» **STATED TASK**
Examine each line of the data. Copy those that contain the string "with".

(begin)

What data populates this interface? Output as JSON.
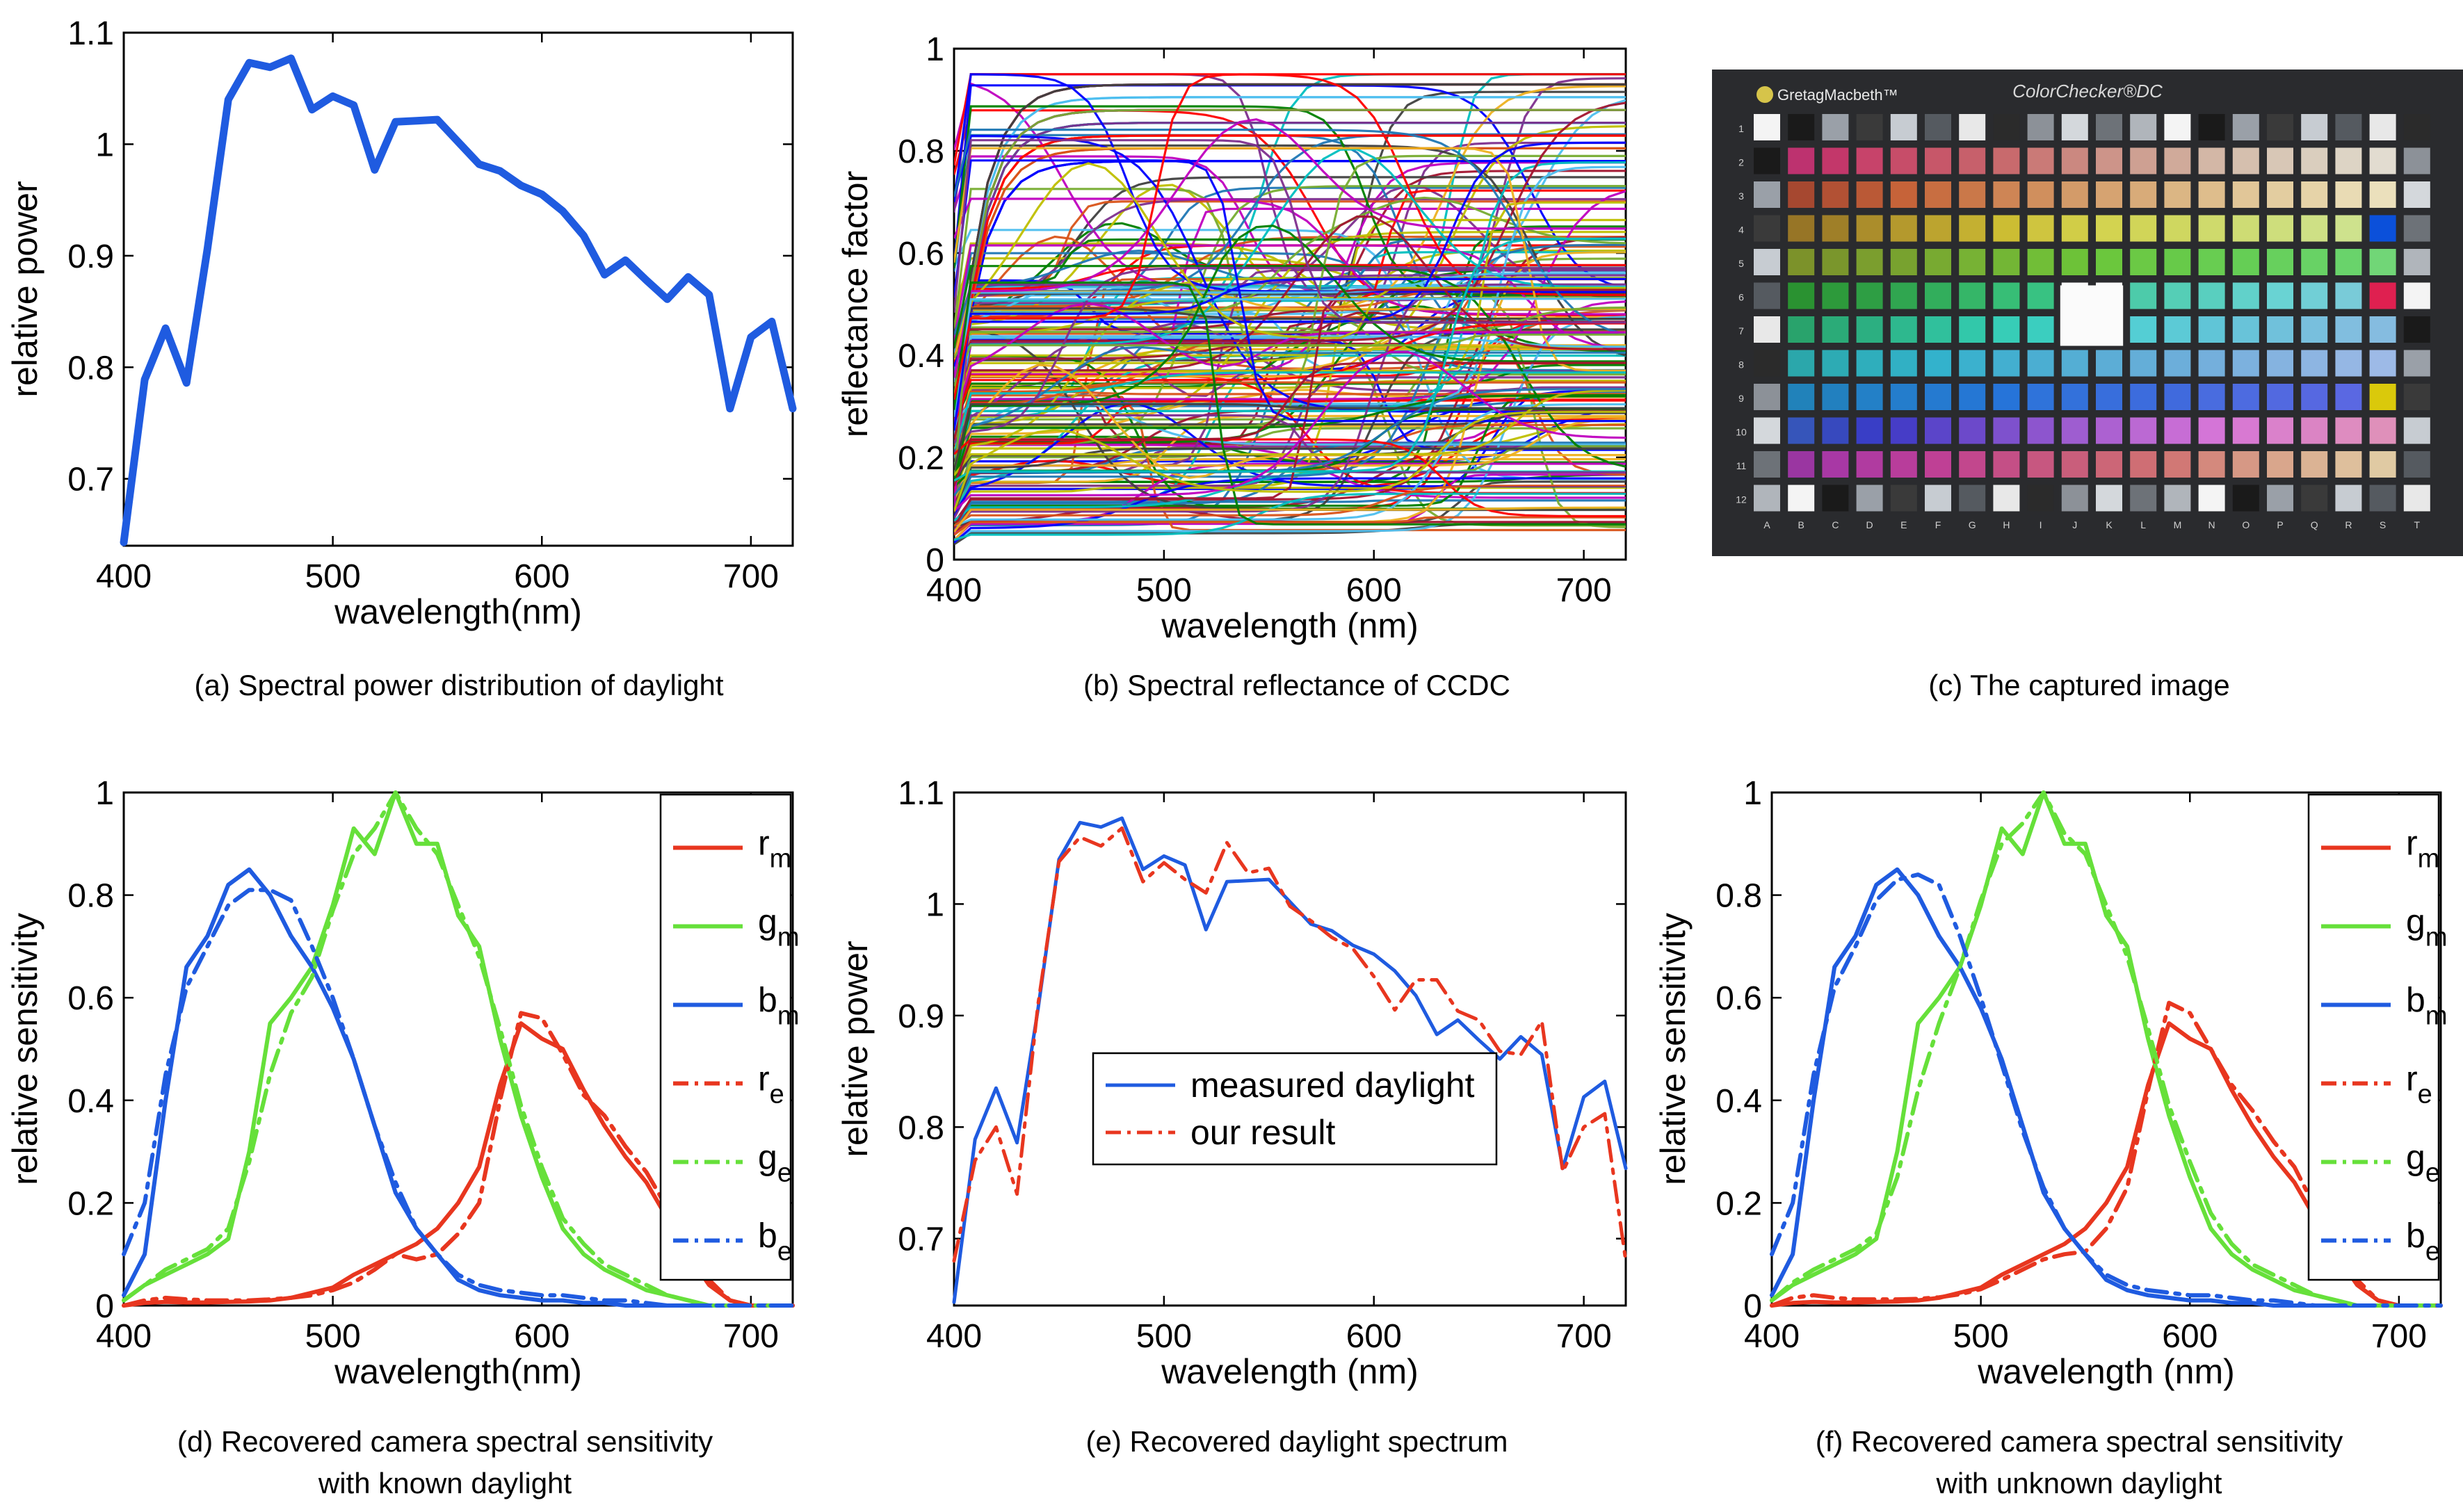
{
  "figure": {
    "captions": {
      "a": "(a) Spectral power distribution of daylight",
      "b": "(b) Spectral reflectance of CCDC",
      "c": "(c) The captured image",
      "d_line1": "(d) Recovered camera spectral sensitivity",
      "d_line2": "with known daylight",
      "e": "(e) Recovered daylight spectrum",
      "f_line1": "(f) Recovered camera spectral sensitivity",
      "f_line2": "with unknown daylight"
    }
  },
  "colorchecker": {
    "brand": "GretagMacbeth™",
    "title": "ColorChecker®DC",
    "row_labels": [
      "1",
      "2",
      "3",
      "4",
      "5",
      "6",
      "7",
      "8",
      "9",
      "10",
      "11",
      "12"
    ],
    "col_labels": [
      "A",
      "B",
      "C",
      "D",
      "E",
      "F",
      "G",
      "H",
      "I",
      "J",
      "K",
      "L",
      "M",
      "N",
      "O",
      "P",
      "Q",
      "R",
      "S",
      "T"
    ]
  },
  "chart_data": [
    {
      "id": "a",
      "type": "line",
      "xlabel": "wavelength(nm)",
      "ylabel": "relative power",
      "xlim": [
        400,
        720
      ],
      "ylim": [
        0.64,
        1.1
      ],
      "xticks": [
        400,
        500,
        600,
        700
      ],
      "yticks": [
        0.7,
        0.8,
        0.9,
        1,
        1.1
      ],
      "series": [
        {
          "color": "#1f5be0",
          "style": "solid",
          "width": 7,
          "x": [
            400,
            410,
            420,
            430,
            440,
            450,
            460,
            470,
            480,
            490,
            500,
            510,
            520,
            530,
            540,
            550,
            560,
            570,
            580,
            590,
            600,
            610,
            620,
            630,
            640,
            650,
            660,
            670,
            680,
            690,
            700,
            710,
            720
          ],
          "y": [
            0.643,
            0.789,
            0.835,
            0.786,
            0.906,
            1.04,
            1.073,
            1.069,
            1.077,
            1.031,
            1.043,
            1.035,
            0.977,
            1.02,
            1.021,
            1.022,
            1.002,
            0.982,
            0.976,
            0.963,
            0.955,
            0.94,
            0.918,
            0.883,
            0.896,
            0.878,
            0.861,
            0.881,
            0.865,
            0.763,
            0.827,
            0.841,
            0.763
          ]
        }
      ]
    },
    {
      "id": "b",
      "type": "line",
      "xlabel": "wavelength (nm)",
      "ylabel": "reflectance factor",
      "xlim": [
        400,
        720
      ],
      "ylim": [
        0,
        1
      ],
      "xticks": [
        400,
        500,
        600,
        700
      ],
      "yticks": [
        0,
        0.2,
        0.4,
        0.6,
        0.8,
        1
      ],
      "description_series": "dense bundle of many colored reflectance curves",
      "palette": [
        "#0000ff",
        "#008000",
        "#ff0000",
        "#00bfbf",
        "#bf00bf",
        "#bfbf00",
        "#404040",
        "#1f77b4",
        "#d95319",
        "#edb120",
        "#7e2f8e",
        "#77ac30",
        "#4dbeee",
        "#a2142f"
      ]
    },
    {
      "id": "d",
      "type": "line",
      "xlabel": "wavelength(nm)",
      "ylabel": "relative sensitivity",
      "xlim": [
        400,
        720
      ],
      "ylim": [
        0,
        1
      ],
      "xticks": [
        400,
        500,
        600,
        700
      ],
      "yticks": [
        0,
        0.2,
        0.4,
        0.6,
        0.8,
        1
      ],
      "legend_position": "top-right",
      "x": [
        400,
        410,
        420,
        430,
        440,
        450,
        460,
        470,
        480,
        490,
        500,
        510,
        520,
        530,
        540,
        550,
        560,
        570,
        580,
        590,
        600,
        610,
        620,
        630,
        640,
        650,
        660,
        670,
        680,
        690,
        700,
        710,
        720
      ],
      "series": [
        {
          "name": "r",
          "sub": "m",
          "color": "#e8361f",
          "style": "solid",
          "y": [
            0,
            0.005,
            0.007,
            0.006,
            0.006,
            0.007,
            0.008,
            0.01,
            0.015,
            0.025,
            0.035,
            0.06,
            0.08,
            0.1,
            0.12,
            0.15,
            0.2,
            0.27,
            0.43,
            0.55,
            0.52,
            0.5,
            0.42,
            0.35,
            0.29,
            0.24,
            0.17,
            0.1,
            0.04,
            0.01,
            0,
            0,
            0
          ]
        },
        {
          "name": "g",
          "sub": "m",
          "color": "#66e03a",
          "style": "solid",
          "y": [
            0.01,
            0.04,
            0.06,
            0.08,
            0.1,
            0.13,
            0.3,
            0.55,
            0.6,
            0.66,
            0.78,
            0.93,
            0.88,
            1,
            0.9,
            0.9,
            0.76,
            0.7,
            0.52,
            0.37,
            0.25,
            0.15,
            0.1,
            0.07,
            0.05,
            0.03,
            0.02,
            0.01,
            0,
            0,
            0,
            0,
            0
          ]
        },
        {
          "name": "b",
          "sub": "m",
          "color": "#1f5be0",
          "style": "solid",
          "y": [
            0.02,
            0.1,
            0.4,
            0.66,
            0.72,
            0.82,
            0.85,
            0.8,
            0.72,
            0.66,
            0.58,
            0.48,
            0.35,
            0.22,
            0.15,
            0.1,
            0.05,
            0.03,
            0.02,
            0.015,
            0.01,
            0.01,
            0.005,
            0.005,
            0,
            0,
            0,
            0,
            0,
            0,
            0,
            0,
            0
          ]
        },
        {
          "name": "r",
          "sub": "e",
          "color": "#e8361f",
          "style": "dashdot",
          "y": [
            0,
            0.01,
            0.015,
            0.012,
            0.01,
            0.01,
            0.01,
            0.012,
            0.015,
            0.02,
            0.03,
            0.045,
            0.07,
            0.1,
            0.09,
            0.1,
            0.14,
            0.2,
            0.4,
            0.57,
            0.56,
            0.49,
            0.41,
            0.37,
            0.31,
            0.26,
            0.19,
            0.11,
            0.05,
            0.01,
            0,
            0,
            0
          ]
        },
        {
          "name": "g",
          "sub": "e",
          "color": "#66e03a",
          "style": "dashdot",
          "y": [
            0.01,
            0.04,
            0.07,
            0.09,
            0.11,
            0.15,
            0.28,
            0.45,
            0.57,
            0.64,
            0.77,
            0.88,
            0.93,
            1,
            0.93,
            0.88,
            0.78,
            0.68,
            0.54,
            0.39,
            0.27,
            0.17,
            0.12,
            0.08,
            0.06,
            0.04,
            0.02,
            0.01,
            0,
            0,
            0,
            0,
            0
          ]
        },
        {
          "name": "b",
          "sub": "e",
          "color": "#1f5be0",
          "style": "dashdot",
          "y": [
            0.1,
            0.2,
            0.45,
            0.62,
            0.7,
            0.78,
            0.81,
            0.81,
            0.79,
            0.7,
            0.6,
            0.48,
            0.35,
            0.24,
            0.15,
            0.1,
            0.06,
            0.04,
            0.03,
            0.025,
            0.02,
            0.02,
            0.015,
            0.01,
            0.01,
            0.005,
            0,
            0,
            0,
            0,
            0,
            0,
            0
          ]
        }
      ]
    },
    {
      "id": "e",
      "type": "line",
      "xlabel": "wavelength (nm)",
      "ylabel": "relative power",
      "xlim": [
        400,
        720
      ],
      "ylim": [
        0.64,
        1.1
      ],
      "xticks": [
        400,
        500,
        600,
        700
      ],
      "yticks": [
        0.7,
        0.8,
        0.9,
        1,
        1.1
      ],
      "legend_position": "lower-center",
      "x": [
        400,
        410,
        420,
        430,
        440,
        450,
        460,
        470,
        480,
        490,
        500,
        510,
        520,
        530,
        540,
        550,
        560,
        570,
        580,
        590,
        600,
        610,
        620,
        630,
        640,
        650,
        660,
        670,
        680,
        690,
        700,
        710,
        720
      ],
      "series": [
        {
          "name": "measured daylight",
          "color": "#1f5be0",
          "style": "solid",
          "y": [
            0.643,
            0.789,
            0.835,
            0.786,
            0.906,
            1.04,
            1.073,
            1.069,
            1.077,
            1.031,
            1.043,
            1.035,
            0.977,
            1.02,
            1.021,
            1.022,
            1.002,
            0.982,
            0.976,
            0.963,
            0.955,
            0.94,
            0.918,
            0.883,
            0.896,
            0.878,
            0.861,
            0.881,
            0.865,
            0.763,
            0.827,
            0.841,
            0.763
          ]
        },
        {
          "name": "our result",
          "color": "#e8361f",
          "style": "dashdot",
          "y": [
            0.68,
            0.77,
            0.8,
            0.74,
            0.91,
            1.038,
            1.06,
            1.052,
            1.068,
            1.02,
            1.037,
            1.022,
            1.01,
            1.055,
            1.028,
            1.032,
            0.998,
            0.985,
            0.97,
            0.96,
            0.935,
            0.905,
            0.932,
            0.932,
            0.904,
            0.896,
            0.868,
            0.865,
            0.895,
            0.76,
            0.8,
            0.812,
            0.68
          ]
        }
      ]
    },
    {
      "id": "f",
      "type": "line",
      "xlabel": "wavelength (nm)",
      "ylabel": "relative sensitivity",
      "xlim": [
        400,
        720
      ],
      "ylim": [
        0,
        1
      ],
      "xticks": [
        400,
        500,
        600,
        700
      ],
      "yticks": [
        0,
        0.2,
        0.4,
        0.6,
        0.8,
        1
      ],
      "legend_position": "top-right",
      "x": [
        400,
        410,
        420,
        430,
        440,
        450,
        460,
        470,
        480,
        490,
        500,
        510,
        520,
        530,
        540,
        550,
        560,
        570,
        580,
        590,
        600,
        610,
        620,
        630,
        640,
        650,
        660,
        670,
        680,
        690,
        700,
        710,
        720
      ],
      "series": [
        {
          "name": "r",
          "sub": "m",
          "color": "#e8361f",
          "style": "solid",
          "y": [
            0,
            0.005,
            0.007,
            0.006,
            0.006,
            0.007,
            0.008,
            0.01,
            0.015,
            0.025,
            0.035,
            0.06,
            0.08,
            0.1,
            0.12,
            0.15,
            0.2,
            0.27,
            0.43,
            0.55,
            0.52,
            0.5,
            0.42,
            0.35,
            0.29,
            0.24,
            0.17,
            0.1,
            0.04,
            0.01,
            0,
            0,
            0
          ]
        },
        {
          "name": "g",
          "sub": "m",
          "color": "#66e03a",
          "style": "solid",
          "y": [
            0.01,
            0.04,
            0.06,
            0.08,
            0.1,
            0.13,
            0.3,
            0.55,
            0.6,
            0.66,
            0.78,
            0.93,
            0.88,
            1,
            0.9,
            0.9,
            0.76,
            0.7,
            0.52,
            0.37,
            0.25,
            0.15,
            0.1,
            0.07,
            0.05,
            0.03,
            0.02,
            0.01,
            0,
            0,
            0,
            0,
            0
          ]
        },
        {
          "name": "b",
          "sub": "m",
          "color": "#1f5be0",
          "style": "solid",
          "y": [
            0.02,
            0.1,
            0.4,
            0.66,
            0.72,
            0.82,
            0.85,
            0.8,
            0.72,
            0.66,
            0.58,
            0.48,
            0.35,
            0.22,
            0.15,
            0.1,
            0.05,
            0.03,
            0.02,
            0.015,
            0.01,
            0.01,
            0.005,
            0.005,
            0,
            0,
            0,
            0,
            0,
            0,
            0,
            0,
            0
          ]
        },
        {
          "name": "r",
          "sub": "e",
          "color": "#e8361f",
          "style": "dashdot",
          "y": [
            0,
            0.015,
            0.02,
            0.015,
            0.012,
            0.012,
            0.012,
            0.013,
            0.016,
            0.022,
            0.032,
            0.05,
            0.07,
            0.09,
            0.1,
            0.105,
            0.15,
            0.23,
            0.42,
            0.59,
            0.57,
            0.5,
            0.43,
            0.38,
            0.32,
            0.27,
            0.19,
            0.12,
            0.05,
            0.01,
            0,
            0,
            0
          ]
        },
        {
          "name": "g",
          "sub": "e",
          "color": "#66e03a",
          "style": "dashdot",
          "y": [
            0.01,
            0.045,
            0.07,
            0.09,
            0.11,
            0.14,
            0.25,
            0.42,
            0.55,
            0.66,
            0.79,
            0.9,
            0.94,
            1,
            0.92,
            0.88,
            0.78,
            0.68,
            0.54,
            0.39,
            0.28,
            0.18,
            0.12,
            0.08,
            0.06,
            0.04,
            0.02,
            0.01,
            0,
            0,
            0,
            0,
            0
          ]
        },
        {
          "name": "b",
          "sub": "e",
          "color": "#1f5be0",
          "style": "dashdot",
          "y": [
            0.1,
            0.2,
            0.45,
            0.62,
            0.7,
            0.79,
            0.83,
            0.84,
            0.82,
            0.72,
            0.6,
            0.47,
            0.34,
            0.23,
            0.15,
            0.1,
            0.06,
            0.04,
            0.03,
            0.025,
            0.02,
            0.02,
            0.015,
            0.01,
            0.01,
            0.005,
            0,
            0,
            0,
            0,
            0,
            0,
            0
          ]
        }
      ]
    }
  ]
}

(end)

» **RESULT BELOW**
      "d_line2": "with known daylight",
      "f_line2": "with unknown daylight"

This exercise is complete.